- Passage shown -
* Begin *

Re: [Corpora-List] Interlingual Machine Translation Systems (fwd)

From: Yorick WIlks (yorick@dcs.shef.ac.uk)
Date: Sun Nov 21 2004 - 15:50:44 MET

  • Next message: Yuri Tambovtsev: "[Corpora-List] send me e-mail addresses of some good English courses"

    I did evaluations of SYSTRAN for the US AirForce back in 1980 or so and
    it was getting then about 70-80 % of Russian sentences acceptably
    correct into English and about 60% of other languages it did. SYSTRAN
    has now been working for the European Commission at Luxemburg
    translating between English/French/German for about 25 years and does
    millions of words a week-they could not possibly function without it. I
    am afraid your 1% guess has no relation to the facts at all---look at
    the Commission's website.
    YW

    On Sunday, November 21, 2004, at 09:53 AM, Sergey Protasov wrote:

    > Ok, Yorick,
    >
    > We should define the term "good" of MT systems.
    >
    > If we take arbitraty sentences from some very big not specialized
    > english corpus and translate it, using expert-man-translator, we have
    > about 80-90% correctly translated sentences.
    > Let's define this as the best quality of translation.
    >
    > So "good" translation is about 45-50% of correct sentences.
    >
    > And satisfactory - about 20% of correct sentences. (logarithm scale)

* End *

- The exercise -
Could you rewrite the machine translation reply, starting at "Date: Sun Nov" and ending at "the Commission's website.", with every "Commission" changed to "Parliament"?

- Extracted records -
* Begin *

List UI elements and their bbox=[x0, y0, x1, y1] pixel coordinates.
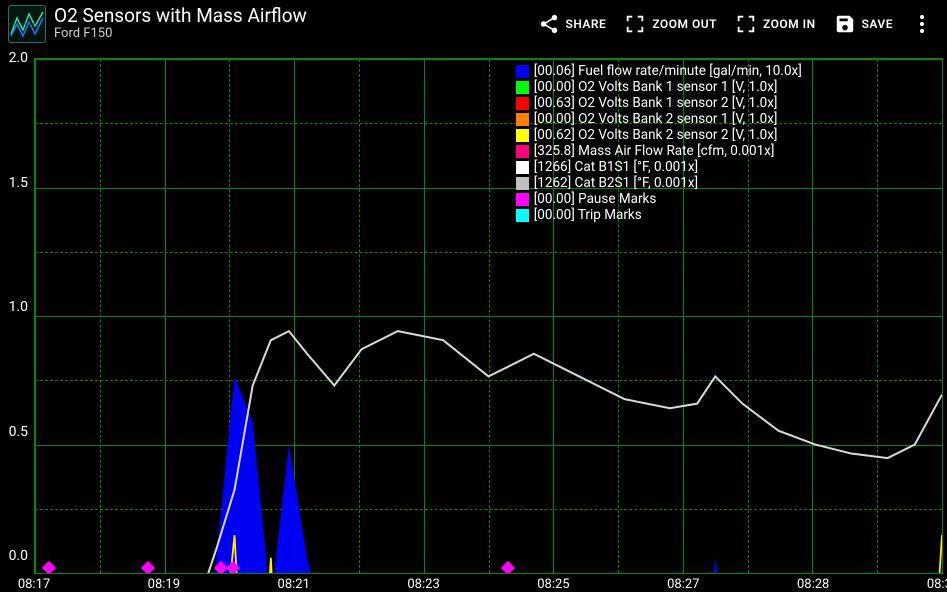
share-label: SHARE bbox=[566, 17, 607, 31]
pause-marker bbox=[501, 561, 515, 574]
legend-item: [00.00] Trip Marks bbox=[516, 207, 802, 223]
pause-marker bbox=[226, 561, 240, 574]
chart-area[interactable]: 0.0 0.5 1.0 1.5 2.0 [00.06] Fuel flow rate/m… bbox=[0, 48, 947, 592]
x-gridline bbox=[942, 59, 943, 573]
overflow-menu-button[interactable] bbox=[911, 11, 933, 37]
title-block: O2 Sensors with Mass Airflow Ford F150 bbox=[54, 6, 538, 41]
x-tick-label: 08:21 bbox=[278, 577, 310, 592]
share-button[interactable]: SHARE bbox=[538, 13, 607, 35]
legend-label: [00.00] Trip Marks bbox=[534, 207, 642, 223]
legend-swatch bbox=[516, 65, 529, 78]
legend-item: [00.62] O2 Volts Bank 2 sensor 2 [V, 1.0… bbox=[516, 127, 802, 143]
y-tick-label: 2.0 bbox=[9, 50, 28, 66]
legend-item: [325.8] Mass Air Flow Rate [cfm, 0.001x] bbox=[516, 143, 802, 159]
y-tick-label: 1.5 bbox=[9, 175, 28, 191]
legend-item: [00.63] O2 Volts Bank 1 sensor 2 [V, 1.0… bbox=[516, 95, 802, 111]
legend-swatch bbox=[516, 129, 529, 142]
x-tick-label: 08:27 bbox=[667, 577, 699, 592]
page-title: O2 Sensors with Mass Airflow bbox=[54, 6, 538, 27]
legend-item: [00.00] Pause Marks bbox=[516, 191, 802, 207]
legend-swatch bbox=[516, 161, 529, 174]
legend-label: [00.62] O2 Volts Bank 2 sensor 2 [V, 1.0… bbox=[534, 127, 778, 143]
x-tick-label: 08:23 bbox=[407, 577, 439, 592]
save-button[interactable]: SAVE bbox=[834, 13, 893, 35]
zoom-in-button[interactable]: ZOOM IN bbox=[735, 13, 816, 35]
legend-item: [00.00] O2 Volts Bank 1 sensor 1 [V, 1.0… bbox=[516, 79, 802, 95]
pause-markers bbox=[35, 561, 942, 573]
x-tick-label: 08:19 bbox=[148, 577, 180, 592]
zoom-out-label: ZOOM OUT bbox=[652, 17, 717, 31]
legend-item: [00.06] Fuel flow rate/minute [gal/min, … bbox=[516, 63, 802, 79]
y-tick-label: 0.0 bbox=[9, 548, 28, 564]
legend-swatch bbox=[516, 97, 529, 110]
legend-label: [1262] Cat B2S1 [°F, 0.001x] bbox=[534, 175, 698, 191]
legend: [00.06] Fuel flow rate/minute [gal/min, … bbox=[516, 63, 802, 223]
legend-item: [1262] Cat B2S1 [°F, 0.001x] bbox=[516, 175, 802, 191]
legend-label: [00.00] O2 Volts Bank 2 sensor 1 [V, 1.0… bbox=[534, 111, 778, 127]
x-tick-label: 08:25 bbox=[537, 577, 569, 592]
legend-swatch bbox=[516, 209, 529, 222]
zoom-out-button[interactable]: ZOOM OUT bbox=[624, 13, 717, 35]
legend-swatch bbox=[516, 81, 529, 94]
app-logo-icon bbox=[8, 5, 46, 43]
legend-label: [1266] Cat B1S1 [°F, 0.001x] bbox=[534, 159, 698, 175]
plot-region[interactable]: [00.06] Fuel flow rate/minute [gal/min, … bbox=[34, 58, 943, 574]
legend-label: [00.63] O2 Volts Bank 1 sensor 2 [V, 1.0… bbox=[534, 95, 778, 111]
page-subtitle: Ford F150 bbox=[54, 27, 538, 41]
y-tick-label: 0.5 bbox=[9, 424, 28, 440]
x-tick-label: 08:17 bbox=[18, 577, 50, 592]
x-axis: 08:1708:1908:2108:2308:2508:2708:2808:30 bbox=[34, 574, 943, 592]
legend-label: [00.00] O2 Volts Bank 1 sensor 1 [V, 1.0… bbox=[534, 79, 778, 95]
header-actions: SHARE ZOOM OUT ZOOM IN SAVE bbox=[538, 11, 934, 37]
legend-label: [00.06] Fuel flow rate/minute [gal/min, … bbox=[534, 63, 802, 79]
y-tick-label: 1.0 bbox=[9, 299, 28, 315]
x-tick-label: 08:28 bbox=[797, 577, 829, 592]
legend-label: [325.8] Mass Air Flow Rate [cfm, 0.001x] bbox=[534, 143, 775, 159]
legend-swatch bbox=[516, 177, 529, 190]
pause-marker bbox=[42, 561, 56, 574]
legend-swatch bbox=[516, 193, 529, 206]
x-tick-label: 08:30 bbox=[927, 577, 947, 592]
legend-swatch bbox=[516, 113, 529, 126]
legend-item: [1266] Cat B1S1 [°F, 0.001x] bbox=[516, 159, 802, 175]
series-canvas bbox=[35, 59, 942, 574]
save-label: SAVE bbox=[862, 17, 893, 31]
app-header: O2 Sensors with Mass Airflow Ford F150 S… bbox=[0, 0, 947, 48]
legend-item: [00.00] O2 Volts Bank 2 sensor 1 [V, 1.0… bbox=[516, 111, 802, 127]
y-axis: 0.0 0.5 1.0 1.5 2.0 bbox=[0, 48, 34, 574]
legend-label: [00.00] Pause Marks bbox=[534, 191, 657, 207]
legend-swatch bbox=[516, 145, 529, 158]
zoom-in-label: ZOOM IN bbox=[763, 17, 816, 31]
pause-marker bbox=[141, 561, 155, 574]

* End *

- Exercise answer -
Date: Sun Nov 21 2004 - 15:50:44 MET

  • Next message: Yuri Tambovtsev: "[Corpora-List] send me e-mail addresses of some good English courses"

    I did evaluations of SYSTRAN for the US AirForce back in 1980 or so and
    it was getting then about 70-80 % of Russian sentences acceptably
    correct into English and about 60% of other languages it did. SYSTRAN
    has now been working for the European Parliament at Luxemburg
    translating between English/French/German for about 25 years and does
    millions of words a week-they could not possibly function without it. I
    am afraid your 1% guess has no relation to the facts at all---look at
    the Parliament's website.